▶ [Work to be completed]:
Below is a set of records; print all of them exactly as written.

▶ [Data extracted from a collection]:
========================

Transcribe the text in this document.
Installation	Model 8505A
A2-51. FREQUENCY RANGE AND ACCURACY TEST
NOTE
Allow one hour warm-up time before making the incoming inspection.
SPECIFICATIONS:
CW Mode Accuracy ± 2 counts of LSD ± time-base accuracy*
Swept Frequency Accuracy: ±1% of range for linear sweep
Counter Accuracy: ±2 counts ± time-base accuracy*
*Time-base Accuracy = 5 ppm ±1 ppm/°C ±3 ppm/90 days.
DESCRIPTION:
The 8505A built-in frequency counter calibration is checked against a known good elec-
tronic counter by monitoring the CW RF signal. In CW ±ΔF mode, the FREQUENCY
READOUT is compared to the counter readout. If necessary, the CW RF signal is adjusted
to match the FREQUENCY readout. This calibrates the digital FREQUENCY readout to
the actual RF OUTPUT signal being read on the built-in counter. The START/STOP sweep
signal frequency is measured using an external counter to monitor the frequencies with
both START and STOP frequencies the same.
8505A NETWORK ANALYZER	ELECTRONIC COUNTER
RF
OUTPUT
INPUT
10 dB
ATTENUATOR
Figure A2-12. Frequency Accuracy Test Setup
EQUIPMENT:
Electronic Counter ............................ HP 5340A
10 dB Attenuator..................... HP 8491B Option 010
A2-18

========================

▶ [The result]:
Transcribe the text in this document.
Installation	Model 8505A
A2-51. FREQUENCY RANGE AND ACCURACY TEST
NOTE
Allow one hour warm-up time before making the incoming inspection.
SPECIFICATIONS:
CW Mode Accuracy ± 2 counts of LSD ± time-base accuracy*
Swept Frequency Accuracy: ±1% of range for linear sweep
Counter Accuracy: ±2 counts ± time-base accuracy*
*Time-base Accuracy = 5 ppm ±1 ppm/°C ±3 ppm/90 days.
DESCRIPTION:
The 8505A built-in frequency counter calibration is checked against a known good elec-
tronic counter by monitoring the CW RF signal. In CW ±ΔF mode, the FREQUENCY
READOUT is compared to the counter readout. If necessary, the CW RF signal is adjusted
to match the FREQUENCY readout. This calibrates the digital FREQUENCY readout to
the actual RF OUTPUT signal being read on the built-in counter. The START/STOP sweep
signal frequency is measured using an external counter to monitor the frequencies with
both START and STOP frequencies the same.
8505A NETWORK ANALYZER	ELECTRONIC COUNTER
RF
OUTPUT
INPUT
10 dB
ATTENUATOR
Figure A2-12. Frequency Accuracy Test Setup
EQUIPMENT:
Electronic Counter ............................ HP 5340A
10 dB Attenuator..................... HP 8491B Option 010
A2-18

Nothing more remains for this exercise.